* [Exercise description] Every record below should be printed exactly as given.

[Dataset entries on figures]
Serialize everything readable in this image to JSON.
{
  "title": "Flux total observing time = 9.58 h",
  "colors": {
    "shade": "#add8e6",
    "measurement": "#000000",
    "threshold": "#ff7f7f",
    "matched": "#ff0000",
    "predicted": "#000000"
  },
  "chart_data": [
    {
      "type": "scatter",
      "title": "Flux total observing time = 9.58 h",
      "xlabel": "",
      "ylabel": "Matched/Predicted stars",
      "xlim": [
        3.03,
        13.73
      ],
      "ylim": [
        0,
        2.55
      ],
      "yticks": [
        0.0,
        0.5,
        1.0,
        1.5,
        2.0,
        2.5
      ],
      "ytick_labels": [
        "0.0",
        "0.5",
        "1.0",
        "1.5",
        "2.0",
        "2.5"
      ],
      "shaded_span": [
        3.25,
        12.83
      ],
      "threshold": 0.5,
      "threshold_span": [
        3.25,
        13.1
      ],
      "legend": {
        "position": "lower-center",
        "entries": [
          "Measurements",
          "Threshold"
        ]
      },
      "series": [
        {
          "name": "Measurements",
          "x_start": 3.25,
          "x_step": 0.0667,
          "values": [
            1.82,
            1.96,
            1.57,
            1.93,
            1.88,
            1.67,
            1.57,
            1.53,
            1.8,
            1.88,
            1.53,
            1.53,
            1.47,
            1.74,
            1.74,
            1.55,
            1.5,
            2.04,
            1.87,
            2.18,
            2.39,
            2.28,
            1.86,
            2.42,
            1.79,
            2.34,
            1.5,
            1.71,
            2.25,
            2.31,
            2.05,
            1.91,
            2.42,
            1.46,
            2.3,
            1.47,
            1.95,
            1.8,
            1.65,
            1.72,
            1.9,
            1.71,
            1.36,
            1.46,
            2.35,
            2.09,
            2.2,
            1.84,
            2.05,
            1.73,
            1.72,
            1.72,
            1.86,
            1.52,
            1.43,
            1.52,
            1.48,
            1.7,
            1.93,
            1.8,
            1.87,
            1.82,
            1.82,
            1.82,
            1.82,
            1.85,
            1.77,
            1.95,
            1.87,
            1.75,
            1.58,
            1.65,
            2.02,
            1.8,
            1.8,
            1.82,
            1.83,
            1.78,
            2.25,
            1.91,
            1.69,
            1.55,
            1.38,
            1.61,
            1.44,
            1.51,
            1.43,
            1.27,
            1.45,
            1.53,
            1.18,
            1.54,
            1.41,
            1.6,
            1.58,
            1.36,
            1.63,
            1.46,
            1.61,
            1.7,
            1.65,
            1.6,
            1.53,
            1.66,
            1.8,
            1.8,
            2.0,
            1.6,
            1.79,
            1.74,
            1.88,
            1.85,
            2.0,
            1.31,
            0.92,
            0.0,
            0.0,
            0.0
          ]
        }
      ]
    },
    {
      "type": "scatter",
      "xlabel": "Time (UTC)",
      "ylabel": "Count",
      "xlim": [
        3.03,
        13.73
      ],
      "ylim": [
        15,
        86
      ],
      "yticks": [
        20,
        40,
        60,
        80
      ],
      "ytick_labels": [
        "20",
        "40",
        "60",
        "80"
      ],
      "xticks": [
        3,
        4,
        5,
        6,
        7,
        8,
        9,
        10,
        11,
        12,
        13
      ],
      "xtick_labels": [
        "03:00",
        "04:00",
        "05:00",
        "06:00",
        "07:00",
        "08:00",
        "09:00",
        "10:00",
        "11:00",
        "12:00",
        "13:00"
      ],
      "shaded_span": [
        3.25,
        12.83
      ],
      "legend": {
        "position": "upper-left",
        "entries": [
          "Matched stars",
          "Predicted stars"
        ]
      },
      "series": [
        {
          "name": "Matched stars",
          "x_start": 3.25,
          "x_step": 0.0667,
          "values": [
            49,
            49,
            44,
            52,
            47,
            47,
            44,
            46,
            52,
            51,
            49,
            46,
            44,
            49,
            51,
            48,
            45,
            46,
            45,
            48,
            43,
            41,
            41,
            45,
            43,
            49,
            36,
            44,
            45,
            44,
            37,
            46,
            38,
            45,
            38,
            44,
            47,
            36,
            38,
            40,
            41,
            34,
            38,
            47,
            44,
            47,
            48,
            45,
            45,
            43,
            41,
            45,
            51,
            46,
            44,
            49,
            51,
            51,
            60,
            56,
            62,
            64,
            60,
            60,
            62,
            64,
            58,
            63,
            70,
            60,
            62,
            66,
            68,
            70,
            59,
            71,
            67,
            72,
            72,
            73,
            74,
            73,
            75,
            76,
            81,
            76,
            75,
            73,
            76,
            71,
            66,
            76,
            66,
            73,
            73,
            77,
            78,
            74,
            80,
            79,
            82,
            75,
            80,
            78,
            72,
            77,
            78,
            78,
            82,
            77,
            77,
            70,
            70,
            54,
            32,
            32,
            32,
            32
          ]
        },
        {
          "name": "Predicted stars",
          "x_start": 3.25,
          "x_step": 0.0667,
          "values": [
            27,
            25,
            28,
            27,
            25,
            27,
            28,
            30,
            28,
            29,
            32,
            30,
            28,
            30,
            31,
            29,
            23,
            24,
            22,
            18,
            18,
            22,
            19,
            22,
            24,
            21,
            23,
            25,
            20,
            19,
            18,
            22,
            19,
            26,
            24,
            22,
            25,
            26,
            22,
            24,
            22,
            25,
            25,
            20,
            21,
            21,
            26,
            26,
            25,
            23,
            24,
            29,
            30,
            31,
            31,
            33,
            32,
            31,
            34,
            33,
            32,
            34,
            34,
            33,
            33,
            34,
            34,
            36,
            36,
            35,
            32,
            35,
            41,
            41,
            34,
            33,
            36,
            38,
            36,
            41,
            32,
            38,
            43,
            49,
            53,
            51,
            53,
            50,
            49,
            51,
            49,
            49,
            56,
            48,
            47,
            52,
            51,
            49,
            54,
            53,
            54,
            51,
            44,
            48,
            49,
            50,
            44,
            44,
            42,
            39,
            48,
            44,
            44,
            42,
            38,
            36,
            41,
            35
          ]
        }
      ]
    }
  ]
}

* [Result]
Serialize everything readable in this image to JSON.
{
  "title": "Flux total observing time = 9.58 h",
  "colors": {
    "shade": "#add8e6",
    "measurement": "#000000",
    "threshold": "#ff7f7f",
    "matched": "#ff0000",
    "predicted": "#000000"
  },
  "chart_data": [
    {
      "type": "scatter",
      "title": "Flux total observing time = 9.58 h",
      "xlabel": "",
      "ylabel": "Matched/Predicted stars",
      "xlim": [
        3.03,
        13.73
      ],
      "ylim": [
        0,
        2.55
      ],
      "yticks": [
        0.0,
        0.5,
        1.0,
        1.5,
        2.0,
        2.5
      ],
      "ytick_labels": [
        "0.0",
        "0.5",
        "1.0",
        "1.5",
        "2.0",
        "2.5"
      ],
      "shaded_span": [
        3.25,
        12.83
      ],
      "threshold": 0.5,
      "threshold_span": [
        3.25,
        13.1
      ],
      "legend": {
        "position": "lower-center",
        "entries": [
          "Measurements",
          "Threshold"
        ]
      },
      "series": [
        {
          "name": "Measurements",
          "x_start": 3.25,
          "x_step": 0.0667,
          "values": [
            1.82,
            1.96,
            1.57,
            1.93,
            1.88,
            1.67,
            1.57,
            1.53,
            1.8,
            1.88,
            1.53,
            1.53,
            1.47,
            1.74,
            1.74,
            1.55,
            1.5,
            2.04,
            1.87,
            2.18,
            2.39,
            2.28,
            1.86,
            2.42,
            1.79,
            2.34,
            1.5,
            1.71,
            2.25,
            2.31,
            2.05,
            1.91,
            2.42,
            1.46,
            2.3,
            1.47,
            1.95,
            1.8,
            1.65,
            1.72,
            1.9,
            1.71,
            1.36,
            1.46,
            2.35,
            2.09,
            2.2,
            1.84,
            2.05,
            1.73,
            1.72,
            1.72,
            1.86,
            1.52,
            1.43,
            1.52,
            1.48,
            1.7,
            1.93,
            1.8,
            1.87,
            1.82,
            1.82,
            1.82,
            1.82,
            1.85,
            1.77,
            1.95,
            1.87,
            1.75,
            1.58,
            1.65,
            2.02,
            1.8,
            1.8,
            1.82,
            1.83,
            1.78,
            2.25,
            1.91,
            1.69,
            1.55,
            1.38,
            1.61,
            1.44,
            1.51,
            1.43,
            1.27,
            1.45,
            1.53,
            1.18,
            1.54,
            1.41,
            1.6,
            1.58,
            1.36,
            1.63,
            1.46,
            1.61,
            1.7,
            1.65,
            1.6,
            1.53,
            1.66,
            1.8,
            1.8,
            2.0,
            1.6,
            1.79,
            1.74,
            1.88,
            1.85,
            2.0,
            1.31,
            0.92,
            0.0,
            0.0,
            0.0
          ]
        }
      ]
    },
    {
      "type": "scatter",
      "xlabel": "Time (UTC)",
      "ylabel": "Count",
      "xlim": [
        3.03,
        13.73
      ],
      "ylim": [
        15,
        86
      ],
      "yticks": [
        20,
        40,
        60,
        80
      ],
      "ytick_labels": [
        "20",
        "40",
        "60",
        "80"
      ],
      "xticks": [
        3,
        4,
        5,
        6,
        7,
        8,
        9,
        10,
        11,
        12,
        13
      ],
      "xtick_labels": [
        "03:00",
        "04:00",
        "05:00",
        "06:00",
        "07:00",
        "08:00",
        "09:00",
        "10:00",
        "11:00",
        "12:00",
        "13:00"
      ],
      "shaded_span": [
        3.25,
        12.83
      ],
      "legend": {
        "position": "upper-left",
        "entries": [
          "Matched stars",
          "Predicted stars"
        ]
      },
      "series": [
        {
          "name": "Matched stars",
          "x_start": 3.25,
          "x_step": 0.0667,
          "values": [
            49,
            49,
            44,
            52,
            47,
            47,
            44,
            46,
            52,
            51,
            49,
            46,
            44,
            49,
            51,
            48,
            45,
            46,
            45,
            48,
            43,
            41,
            41,
            45,
            43,
            49,
            36,
            44,
            45,
            44,
            37,
            46,
            38,
            45,
            38,
            44,
            47,
            36,
            38,
            40,
            41,
            34,
            38,
            47,
            44,
            47,
            48,
            45,
            45,
            43,
            41,
            45,
            51,
            46,
            44,
            49,
            51,
            51,
            60,
            56,
            62,
            64,
            60,
            60,
            62,
            64,
            58,
            63,
            70,
            60,
            62,
            66,
            68,
            70,
            59,
            71,
            67,
            72,
            72,
            73,
            74,
            73,
            75,
            76,
            81,
            76,
            75,
            73,
            76,
            71,
            66,
            76,
            66,
            73,
            73,
            77,
            78,
            74,
            80,
            79,
            82,
            75,
            80,
            78,
            72,
            77,
            78,
            78,
            82,
            77,
            77,
            70,
            70,
            54,
            32,
            32,
            32,
            32
          ]
        },
        {
          "name": "Predicted stars",
          "x_start": 3.25,
          "x_step": 0.0667,
          "values": [
            27,
            25,
            28,
            27,
            25,
            27,
            28,
            30,
            28,
            29,
            32,
            30,
            28,
            30,
            31,
            29,
            23,
            24,
            22,
            18,
            18,
            22,
            19,
            22,
            24,
            21,
            23,
            25,
            20,
            19,
            18,
            22,
            19,
            26,
            24,
            22,
            25,
            26,
            22,
            24,
            22,
            25,
            25,
            20,
            21,
            21,
            26,
            26,
            25,
            23,
            24,
            29,
            30,
            31,
            31,
            33,
            32,
            31,
            34,
            33,
            32,
            34,
            34,
            33,
            33,
            34,
            34,
            36,
            36,
            35,
            32,
            35,
            41,
            41,
            34,
            33,
            36,
            38,
            36,
            41,
            32,
            38,
            43,
            49,
            53,
            51,
            53,
            50,
            49,
            51,
            49,
            49,
            56,
            48,
            47,
            52,
            51,
            49,
            54,
            53,
            54,
            51,
            44,
            48,
            49,
            50,
            44,
            44,
            42,
            39,
            48,
            44,
            44,
            42,
            38,
            36,
            41,
            35
          ]
        }
      ]
    }
  ]
}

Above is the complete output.